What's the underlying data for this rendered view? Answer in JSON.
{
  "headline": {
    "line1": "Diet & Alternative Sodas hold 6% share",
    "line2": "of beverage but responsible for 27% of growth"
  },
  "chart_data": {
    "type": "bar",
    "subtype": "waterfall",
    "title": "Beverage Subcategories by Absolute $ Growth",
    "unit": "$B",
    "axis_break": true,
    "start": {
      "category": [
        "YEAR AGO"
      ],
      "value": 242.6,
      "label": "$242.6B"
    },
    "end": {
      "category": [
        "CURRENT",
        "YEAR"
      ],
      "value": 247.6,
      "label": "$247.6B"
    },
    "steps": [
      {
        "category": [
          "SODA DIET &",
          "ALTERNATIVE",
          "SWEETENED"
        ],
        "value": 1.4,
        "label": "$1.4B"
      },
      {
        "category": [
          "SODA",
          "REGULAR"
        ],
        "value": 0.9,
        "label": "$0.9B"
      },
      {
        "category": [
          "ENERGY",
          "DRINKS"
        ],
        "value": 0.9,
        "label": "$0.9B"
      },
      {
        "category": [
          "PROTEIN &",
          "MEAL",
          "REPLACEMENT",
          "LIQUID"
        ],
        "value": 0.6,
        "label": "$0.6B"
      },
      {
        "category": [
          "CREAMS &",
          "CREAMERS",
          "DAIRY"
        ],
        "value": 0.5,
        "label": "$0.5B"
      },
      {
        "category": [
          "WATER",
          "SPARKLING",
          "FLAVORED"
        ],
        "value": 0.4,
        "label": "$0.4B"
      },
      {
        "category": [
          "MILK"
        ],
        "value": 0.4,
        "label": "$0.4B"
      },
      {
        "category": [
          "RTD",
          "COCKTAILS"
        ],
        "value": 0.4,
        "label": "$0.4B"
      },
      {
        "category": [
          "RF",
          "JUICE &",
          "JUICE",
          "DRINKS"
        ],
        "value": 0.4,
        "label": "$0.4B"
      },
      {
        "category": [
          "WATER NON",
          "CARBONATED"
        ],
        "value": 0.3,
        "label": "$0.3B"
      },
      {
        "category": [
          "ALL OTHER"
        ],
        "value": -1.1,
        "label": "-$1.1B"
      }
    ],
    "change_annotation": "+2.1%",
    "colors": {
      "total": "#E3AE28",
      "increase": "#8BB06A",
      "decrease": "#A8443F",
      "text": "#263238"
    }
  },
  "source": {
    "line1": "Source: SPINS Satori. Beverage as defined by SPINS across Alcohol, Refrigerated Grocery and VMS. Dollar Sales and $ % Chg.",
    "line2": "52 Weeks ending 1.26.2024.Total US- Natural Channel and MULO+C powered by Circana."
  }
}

[What is expected] The full set of records is to be written out once more, word for word.

[Written answer]
What's the underlying data for this rendered view? Answer in JSON.
{
  "headline": {
    "line1": "Diet & Alternative Sodas hold 6% share",
    "line2": "of beverage but responsible for 27% of growth"
  },
  "chart_data": {
    "type": "bar",
    "subtype": "waterfall",
    "title": "Beverage Subcategories by Absolute $ Growth",
    "unit": "$B",
    "axis_break": true,
    "start": {
      "category": [
        "YEAR AGO"
      ],
      "value": 242.6,
      "label": "$242.6B"
    },
    "end": {
      "category": [
        "CURRENT",
        "YEAR"
      ],
      "value": 247.6,
      "label": "$247.6B"
    },
    "steps": [
      {
        "category": [
          "SODA DIET &",
          "ALTERNATIVE",
          "SWEETENED"
        ],
        "value": 1.4,
        "label": "$1.4B"
      },
      {
        "category": [
          "SODA",
          "REGULAR"
        ],
        "value": 0.9,
        "label": "$0.9B"
      },
      {
        "category": [
          "ENERGY",
          "DRINKS"
        ],
        "value": 0.9,
        "label": "$0.9B"
      },
      {
        "category": [
          "PROTEIN &",
          "MEAL",
          "REPLACEMENT",
          "LIQUID"
        ],
        "value": 0.6,
        "label": "$0.6B"
      },
      {
        "category": [
          "CREAMS &",
          "CREAMERS",
          "DAIRY"
        ],
        "value": 0.5,
        "label": "$0.5B"
      },
      {
        "category": [
          "WATER",
          "SPARKLING",
          "FLAVORED"
        ],
        "value": 0.4,
        "label": "$0.4B"
      },
      {
        "category": [
          "MILK"
        ],
        "value": 0.4,
        "label": "$0.4B"
      },
      {
        "category": [
          "RTD",
          "COCKTAILS"
        ],
        "value": 0.4,
        "label": "$0.4B"
      },
      {
        "category": [
          "RF",
          "JUICE &",
          "JUICE",
          "DRINKS"
        ],
        "value": 0.4,
        "label": "$0.4B"
      },
      {
        "category": [
          "WATER NON",
          "CARBONATED"
        ],
        "value": 0.3,
        "label": "$0.3B"
      },
      {
        "category": [
          "ALL OTHER"
        ],
        "value": -1.1,
        "label": "-$1.1B"
      }
    ],
    "change_annotation": "+2.1%",
    "colors": {
      "total": "#E3AE28",
      "increase": "#8BB06A",
      "decrease": "#A8443F",
      "text": "#263238"
    }
  },
  "source": {
    "line1": "Source: SPINS Satori. Beverage as defined by SPINS across Alcohol, Refrigerated Grocery and VMS. Dollar Sales and $ % Chg.",
    "line2": "52 Weeks ending 1.26.2024.Total US- Natural Channel and MULO+C powered by Circana."
  }
}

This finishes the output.